◆ Given problem
Give back the full listing, character for character, with no pictures.

Start Data for this task

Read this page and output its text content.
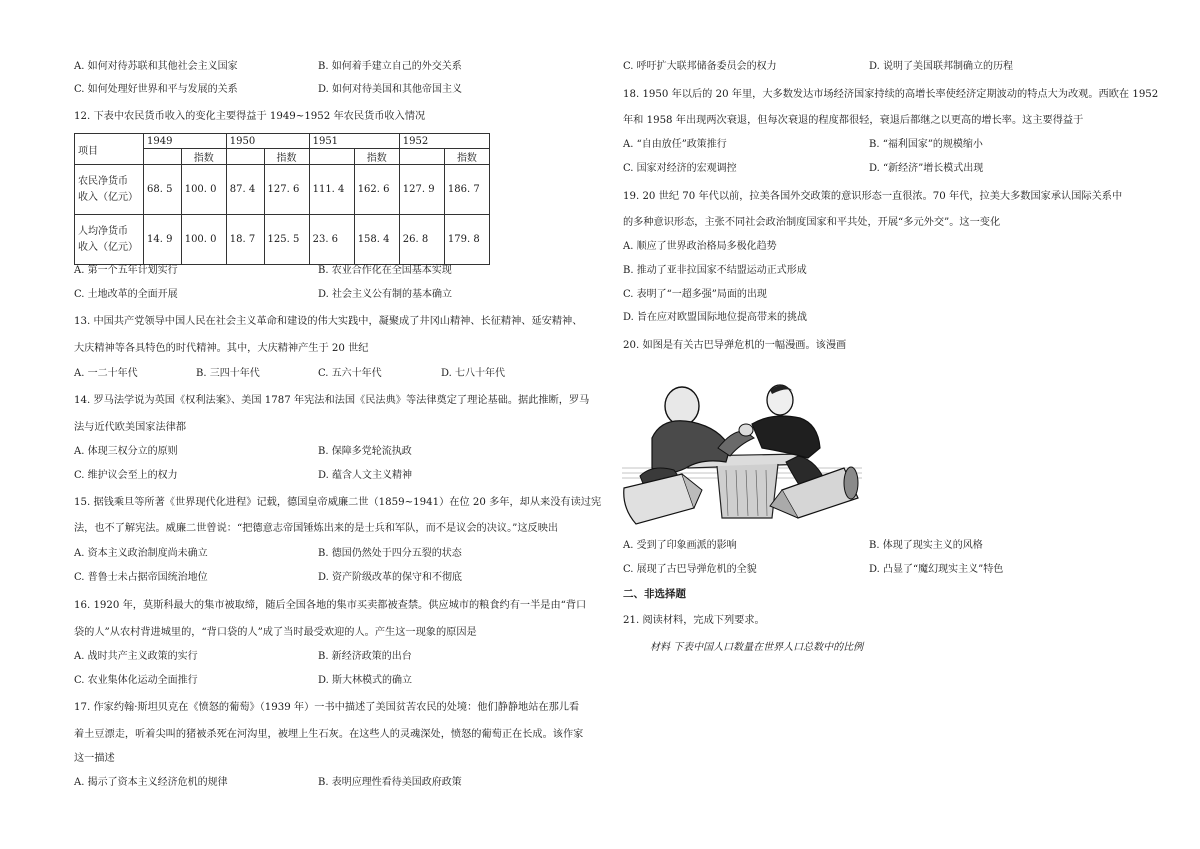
A. 如何对待苏联和其他社会主义国家	B. 如何着手建立自己的外交关系
C. 如何处理好世界和平与发展的关系	D. 如何对待美国和其他帝国主义
12. 下表中农民货币收入的变化主要得益于 1949~1952 年农民货币收入情况
项目	1949		1950		1951		1952	
		指数		指数		指数		指数

农民净货币
收入（亿元）	68. 5	100. 0	87. 4	127. 6	111. 4	162. 6	127. 9	186. 7

人均净货币
收入（亿元）	14. 9	100. 0	18. 7	125. 5	23. 6	158. 4	26. 8	179. 8
A. 第一个五年计划实行	B. 农业合作化在全国基本实现
C. 土地改革的全面开展	D. 社会主义公有制的基本确立
13. 中国共产党领导中国人民在社会主义革命和建设的伟大实践中，凝聚成了井冈山精神、长征精神、延安精神、
大庆精神等各具特色的时代精神。其中，大庆精神产生于 20 世纪
A. 一二十年代	B. 三四十年代	C. 五六十年代	D. 七八十年代
14. 罗马法学说为英国《权利法案》、美国 1787 年宪法和法国《民法典》等法律奠定了理论基础。据此推断，罗马
法与近代欧美国家法律都
A. 体现三权分立的原则	B. 保障多党轮流执政
C. 维护议会至上的权力	D. 蕴含人文主义精神
15. 据钱乘旦等所著《世界现代化进程》记载，德国皇帝威廉二世（1859~1941）在位 20 多年，却从来没有读过宪
法，也不了解宪法。威廉二世曾说：“把德意志帝国锤炼出来的是士兵和军队，而不是议会的决议。”这反映出
A. 资本主义政治制度尚未确立	B. 德国仍然处于四分五裂的状态
C. 普鲁士未占据帝国统治地位	D. 资产阶级改革的保守和不彻底
16. 1920 年，莫斯科最大的集市被取缔，随后全国各地的集市买卖都被查禁。供应城市的粮食约有一半是由“背口
袋的人”从农村背进城里的，“背口袋的人”成了当时最受欢迎的人。产生这一现象的原因是
A. 战时共产主义政策的实行	B. 新经济政策的出台
C. 农业集体化运动全面推行	D. 斯大林模式的确立
17. 作家约翰·斯坦贝克在《愤怒的葡萄》（1939 年）一书中描述了美国贫苦农民的处境：他们静静地站在那儿看
着土豆漂走，听着尖叫的猪被杀死在河沟里，被埋上生石灰。在这些人的灵魂深处，愤怒的葡萄正在长成。该作家
这一描述
A. 揭示了资本主义经济危机的规律	B. 表明应理性看待美国政府政策
C. 呼吁扩大联邦储备委员会的权力	D. 说明了美国联邦制确立的历程
18. 1950 年以后的 20 年里，大多数发达市场经济国家持续的高增长率使经济定期波动的特点大为改观。西欧在 1952
年和 1958 年出现两次衰退，但每次衰退的程度都很轻，衰退后都继之以更高的增长率。这主要得益于
A. “自由放任”政策推行	B. “福利国家”的规模缩小
C. 国家对经济的宏观调控	D. “新经济”增长模式出现
19. 20 世纪 70 年代以前，拉美各国外交政策的意识形态一直很浓。70 年代，拉美大多数国家承认国际关系中
的多种意识形态，主张不同社会政治制度国家和平共处，开展“多元外交”。这一变化
A. 顺应了世界政治格局多极化趋势
B. 推动了亚非拉国家不结盟运动正式形成
C. 表明了“一超多强”局面的出现
D. 旨在应对欧盟国际地位提高带来的挑战
20. 如图是有关古巴导弹危机的一幅漫画。该漫画
A. 受到了印象画派的影响	B. 体现了现实主义的风格
C. 展现了古巴导弹危机的全貌	D. 凸显了“魔幻现实主义”特色
二、非选择题
21. 阅读材料，完成下列要求。
材料 下表中国人口数量在世界人口总数中的比例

End Data for this task

◆ Response
Read this page and output its text content.
A. 如何对待苏联和其他社会主义国家	B. 如何着手建立自己的外交关系
C. 如何处理好世界和平与发展的关系	D. 如何对待美国和其他帝国主义
12. 下表中农民货币收入的变化主要得益于 1949~1952 年农民货币收入情况
项目	1949		1950		1951		1952	
		指数		指数		指数		指数

农民净货币
收入（亿元）	68. 5	100. 0	87. 4	127. 6	111. 4	162. 6	127. 9	186. 7

人均净货币
收入（亿元）	14. 9	100. 0	18. 7	125. 5	23. 6	158. 4	26. 8	179. 8
A. 第一个五年计划实行	B. 农业合作化在全国基本实现
C. 土地改革的全面开展	D. 社会主义公有制的基本确立
13. 中国共产党领导中国人民在社会主义革命和建设的伟大实践中，凝聚成了井冈山精神、长征精神、延安精神、
大庆精神等各具特色的时代精神。其中，大庆精神产生于 20 世纪
A. 一二十年代	B. 三四十年代	C. 五六十年代	D. 七八十年代
14. 罗马法学说为英国《权利法案》、美国 1787 年宪法和法国《民法典》等法律奠定了理论基础。据此推断，罗马
法与近代欧美国家法律都
A. 体现三权分立的原则	B. 保障多党轮流执政
C. 维护议会至上的权力	D. 蕴含人文主义精神
15. 据钱乘旦等所著《世界现代化进程》记载，德国皇帝威廉二世（1859~1941）在位 20 多年，却从来没有读过宪
法，也不了解宪法。威廉二世曾说：“把德意志帝国锤炼出来的是士兵和军队，而不是议会的决议。”这反映出
A. 资本主义政治制度尚未确立	B. 德国仍然处于四分五裂的状态
C. 普鲁士未占据帝国统治地位	D. 资产阶级改革的保守和不彻底
16. 1920 年，莫斯科最大的集市被取缔，随后全国各地的集市买卖都被查禁。供应城市的粮食约有一半是由“背口
袋的人”从农村背进城里的，“背口袋的人”成了当时最受欢迎的人。产生这一现象的原因是
A. 战时共产主义政策的实行	B. 新经济政策的出台
C. 农业集体化运动全面推行	D. 斯大林模式的确立
17. 作家约翰·斯坦贝克在《愤怒的葡萄》（1939 年）一书中描述了美国贫苦农民的处境：他们静静地站在那儿看
着土豆漂走，听着尖叫的猪被杀死在河沟里，被埋上生石灰。在这些人的灵魂深处，愤怒的葡萄正在长成。该作家
这一描述
A. 揭示了资本主义经济危机的规律	B. 表明应理性看待美国政府政策
C. 呼吁扩大联邦储备委员会的权力	D. 说明了美国联邦制确立的历程
18. 1950 年以后的 20 年里，大多数发达市场经济国家持续的高增长率使经济定期波动的特点大为改观。西欧在 1952
年和 1958 年出现两次衰退，但每次衰退的程度都很轻，衰退后都继之以更高的增长率。这主要得益于
A. “自由放任”政策推行	B. “福利国家”的规模缩小
C. 国家对经济的宏观调控	D. “新经济”增长模式出现
19. 20 世纪 70 年代以前，拉美各国外交政策的意识形态一直很浓。70 年代，拉美大多数国家承认国际关系中
的多种意识形态，主张不同社会政治制度国家和平共处，开展“多元外交”。这一变化
A. 顺应了世界政治格局多极化趋势
B. 推动了亚非拉国家不结盟运动正式形成
C. 表明了“一超多强”局面的出现
D. 旨在应对欧盟国际地位提高带来的挑战
20. 如图是有关古巴导弹危机的一幅漫画。该漫画
A. 受到了印象画派的影响	B. 体现了现实主义的风格
C. 展现了古巴导弹危机的全貌	D. 凸显了“魔幻现实主义”特色
二、非选择题
21. 阅读材料，完成下列要求。
材料 下表中国人口数量在世界人口总数中的比例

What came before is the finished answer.